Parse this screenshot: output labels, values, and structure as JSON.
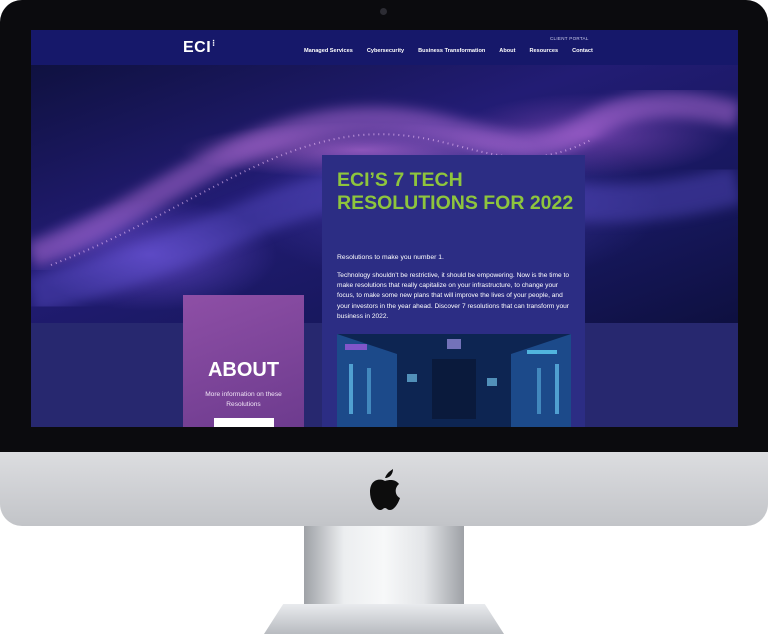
{
  "nav": {
    "logo": "ECI",
    "logo_mark": "⁝",
    "client_portal": "CLIENT PORTAL",
    "links": [
      "Managed Services",
      "Cybersecurity",
      "Business Transformation",
      "About",
      "Resources",
      "Contact"
    ]
  },
  "article": {
    "title": "ECI’S 7 TECH RESOLUTIONS FOR 2022",
    "subtitle": "Resolutions to make you number 1.",
    "body": "Technology shouldn’t be restrictive, it should be empowering. Now is the time to make resolutions that really capitalize on your infrastructure, to change your focus, to make some new plans that will improve the lives of your people, and your investors in the year ahead. Discover 7 resolutions that can transform your business in 2022."
  },
  "about": {
    "title": "ABOUT",
    "subtitle": "More information on these Resolutions"
  },
  "colors": {
    "brand_navy": "#16186a",
    "accent_green": "#8ec53d",
    "about_purple": "#8e4fa6"
  },
  "icons": {
    "hardware_logo": "apple-logo-icon"
  }
}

Requirement — Omit the pictures and restate the rest of the records verbatim.

Output for this exercise —
Parse this screenshot: output labels, values, and structure as JSON.
{
  "nav": {
    "logo": "ECI",
    "logo_mark": "⁝",
    "client_portal": "CLIENT PORTAL",
    "links": [
      "Managed Services",
      "Cybersecurity",
      "Business Transformation",
      "About",
      "Resources",
      "Contact"
    ]
  },
  "article": {
    "title": "ECI’S 7 TECH RESOLUTIONS FOR 2022",
    "subtitle": "Resolutions to make you number 1.",
    "body": "Technology shouldn’t be restrictive, it should be empowering. Now is the time to make resolutions that really capitalize on your infrastructure, to change your focus, to make some new plans that will improve the lives of your people, and your investors in the year ahead. Discover 7 resolutions that can transform your business in 2022."
  },
  "about": {
    "title": "ABOUT",
    "subtitle": "More information on these Resolutions"
  },
  "colors": {
    "brand_navy": "#16186a",
    "accent_green": "#8ec53d",
    "about_purple": "#8e4fa6"
  },
  "icons": {
    "hardware_logo": "apple-logo-icon"
  }
}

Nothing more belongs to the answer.